#### Requirements:
Output the data below in full, character for character.

══ Data entries

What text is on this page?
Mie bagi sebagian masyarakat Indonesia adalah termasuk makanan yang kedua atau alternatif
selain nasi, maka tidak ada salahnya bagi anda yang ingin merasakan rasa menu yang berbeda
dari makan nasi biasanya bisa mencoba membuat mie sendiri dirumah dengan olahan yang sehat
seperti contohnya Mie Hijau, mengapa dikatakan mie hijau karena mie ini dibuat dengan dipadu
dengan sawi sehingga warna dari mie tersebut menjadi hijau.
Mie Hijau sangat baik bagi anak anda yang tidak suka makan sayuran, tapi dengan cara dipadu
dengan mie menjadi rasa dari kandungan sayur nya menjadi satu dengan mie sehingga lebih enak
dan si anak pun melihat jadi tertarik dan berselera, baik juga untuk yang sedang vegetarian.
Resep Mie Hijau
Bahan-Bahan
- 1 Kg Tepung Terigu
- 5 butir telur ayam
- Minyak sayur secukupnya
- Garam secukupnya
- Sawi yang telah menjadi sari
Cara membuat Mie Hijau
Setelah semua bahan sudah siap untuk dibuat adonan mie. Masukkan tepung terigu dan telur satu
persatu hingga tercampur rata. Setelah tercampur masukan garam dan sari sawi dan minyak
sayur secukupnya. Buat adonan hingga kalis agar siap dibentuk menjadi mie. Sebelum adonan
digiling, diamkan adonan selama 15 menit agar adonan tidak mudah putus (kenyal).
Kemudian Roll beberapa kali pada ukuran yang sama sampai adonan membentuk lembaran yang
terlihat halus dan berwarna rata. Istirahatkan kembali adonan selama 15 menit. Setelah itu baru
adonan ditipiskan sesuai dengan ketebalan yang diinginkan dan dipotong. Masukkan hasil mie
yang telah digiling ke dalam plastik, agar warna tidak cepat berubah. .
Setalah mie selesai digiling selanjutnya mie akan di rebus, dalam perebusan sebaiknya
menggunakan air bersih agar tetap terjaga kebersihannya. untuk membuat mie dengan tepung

════

#### Solution:
What text is on this page?
Mie bagi sebagian masyarakat Indonesia adalah termasuk makanan yang kedua atau alternatif
selain nasi, maka tidak ada salahnya bagi anda yang ingin merasakan rasa menu yang berbeda
dari makan nasi biasanya bisa mencoba membuat mie sendiri dirumah dengan olahan yang sehat
seperti contohnya Mie Hijau, mengapa dikatakan mie hijau karena mie ini dibuat dengan dipadu
dengan sawi sehingga warna dari mie tersebut menjadi hijau.
Mie Hijau sangat baik bagi anak anda yang tidak suka makan sayuran, tapi dengan cara dipadu
dengan mie menjadi rasa dari kandungan sayur nya menjadi satu dengan mie sehingga lebih enak
dan si anak pun melihat jadi tertarik dan berselera, baik juga untuk yang sedang vegetarian.
Resep Mie Hijau
Bahan-Bahan
- 1 Kg Tepung Terigu
- 5 butir telur ayam
- Minyak sayur secukupnya
- Garam secukupnya
- Sawi yang telah menjadi sari
Cara membuat Mie Hijau
Setelah semua bahan sudah siap untuk dibuat adonan mie. Masukkan tepung terigu dan telur satu
persatu hingga tercampur rata. Setelah tercampur masukan garam dan sari sawi dan minyak
sayur secukupnya. Buat adonan hingga kalis agar siap dibentuk menjadi mie. Sebelum adonan
digiling, diamkan adonan selama 15 menit agar adonan tidak mudah putus (kenyal).
Kemudian Roll beberapa kali pada ukuran yang sama sampai adonan membentuk lembaran yang
terlihat halus dan berwarna rata. Istirahatkan kembali adonan selama 15 menit. Setelah itu baru
adonan ditipiskan sesuai dengan ketebalan yang diinginkan dan dipotong. Masukkan hasil mie
yang telah digiling ke dalam plastik, agar warna tidak cepat berubah. .
Setalah mie selesai digiling selanjutnya mie akan di rebus, dalam perebusan sebaiknya
menggunakan air bersih agar tetap terjaga kebersihannya. untuk membuat mie dengan tepung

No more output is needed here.